SHORT TASK.
Images are excluded; otherwise, output every record exactly.

[Collected data entries]
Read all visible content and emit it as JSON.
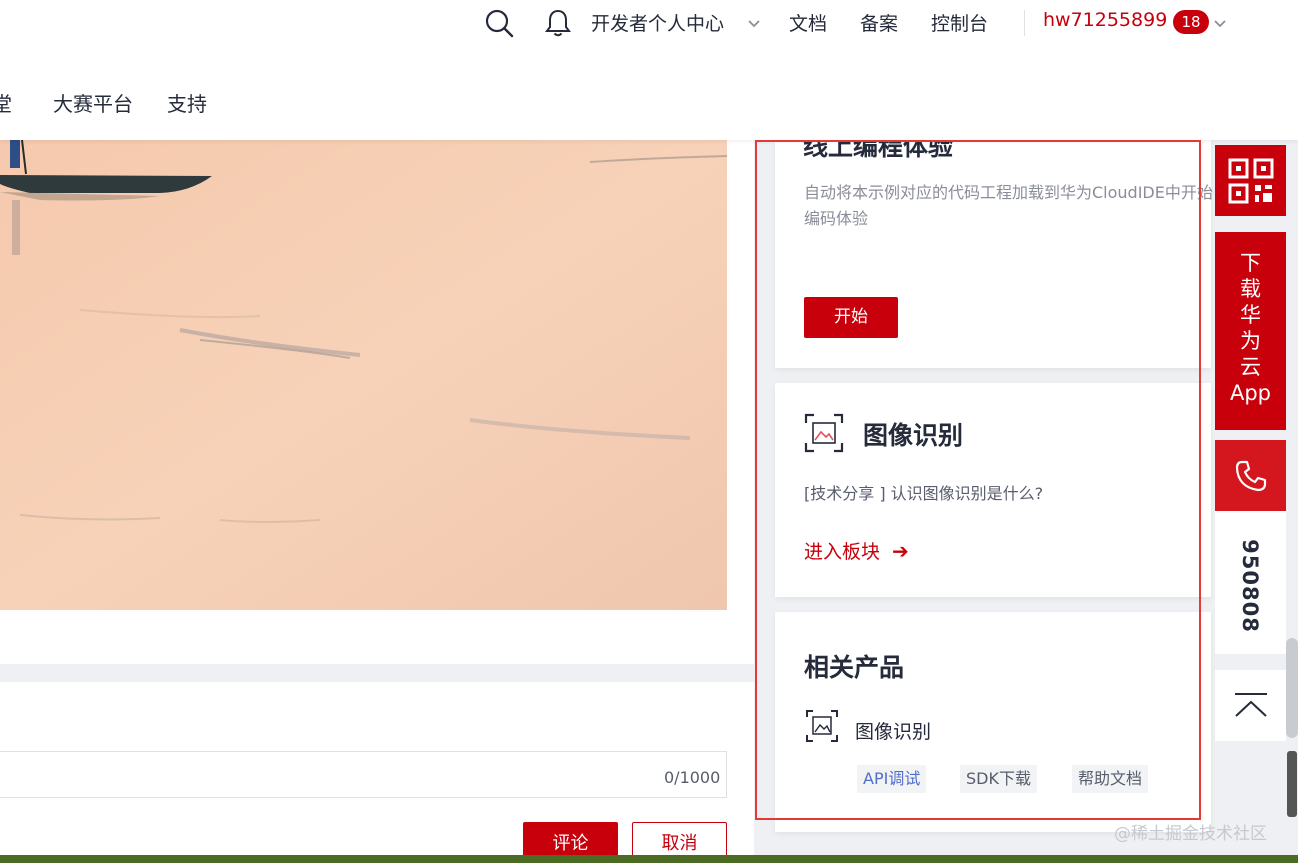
{
  "header": {
    "developer_center": "开发者个人中心",
    "docs": "文档",
    "filing": "备案",
    "console": "控制台",
    "username": "hw71255899",
    "badge": "18",
    "nav": [
      "堂",
      "大赛平台",
      "支持"
    ]
  },
  "online_coding": {
    "title": "线上编程体验",
    "description": "自动将本示例对应的代码工程加载到华为CloudIDE中开始编码体验",
    "start_label": "开始"
  },
  "image_recognition": {
    "title": "图像识别",
    "share_text": "[技术分享 ]  认识图像识别是什么?",
    "enter_label": "进入板块",
    "arrow": "➔"
  },
  "related_products": {
    "title": "相关产品",
    "product_name": "图像识别",
    "links": [
      "API调试",
      "SDK下载",
      "帮助文档"
    ]
  },
  "comment": {
    "counter": "0/1000",
    "submit_label": "评论",
    "cancel_label": "取消"
  },
  "float_tools": {
    "app_label_lines": [
      "下",
      "载",
      "华",
      "为",
      "云",
      "App"
    ],
    "phone_number": "950808"
  },
  "watermark": "@稀土掘金技术社区",
  "colors": {
    "brand_red": "#c7000b",
    "link_blue": "#526ecc",
    "outline_red": "#e53935"
  },
  "icons": {
    "search": "search-icon",
    "bell": "bell-icon",
    "chevron": "chevron-down-icon",
    "qr": "qr-code-icon",
    "phone": "phone-icon",
    "back_to_top": "back-to-top-icon",
    "image_recognition": "image-recognition-icon"
  }
}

COMPLETE RESPONSE.
Read all visible content and emit it as JSON.
{
  "header": {
    "developer_center": "开发者个人中心",
    "docs": "文档",
    "filing": "备案",
    "console": "控制台",
    "username": "hw71255899",
    "badge": "18",
    "nav": [
      "堂",
      "大赛平台",
      "支持"
    ]
  },
  "online_coding": {
    "title": "线上编程体验",
    "description": "自动将本示例对应的代码工程加载到华为CloudIDE中开始编码体验",
    "start_label": "开始"
  },
  "image_recognition": {
    "title": "图像识别",
    "share_text": "[技术分享 ]  认识图像识别是什么?",
    "enter_label": "进入板块",
    "arrow": "➔"
  },
  "related_products": {
    "title": "相关产品",
    "product_name": "图像识别",
    "links": [
      "API调试",
      "SDK下载",
      "帮助文档"
    ]
  },
  "comment": {
    "counter": "0/1000",
    "submit_label": "评论",
    "cancel_label": "取消"
  },
  "float_tools": {
    "app_label_lines": [
      "下",
      "载",
      "华",
      "为",
      "云",
      "App"
    ],
    "phone_number": "950808"
  },
  "watermark": "@稀土掘金技术社区",
  "colors": {
    "brand_red": "#c7000b",
    "link_blue": "#526ecc",
    "outline_red": "#e53935"
  },
  "icons": {
    "search": "search-icon",
    "bell": "bell-icon",
    "chevron": "chevron-down-icon",
    "qr": "qr-code-icon",
    "phone": "phone-icon",
    "back_to_top": "back-to-top-icon",
    "image_recognition": "image-recognition-icon"
  }
}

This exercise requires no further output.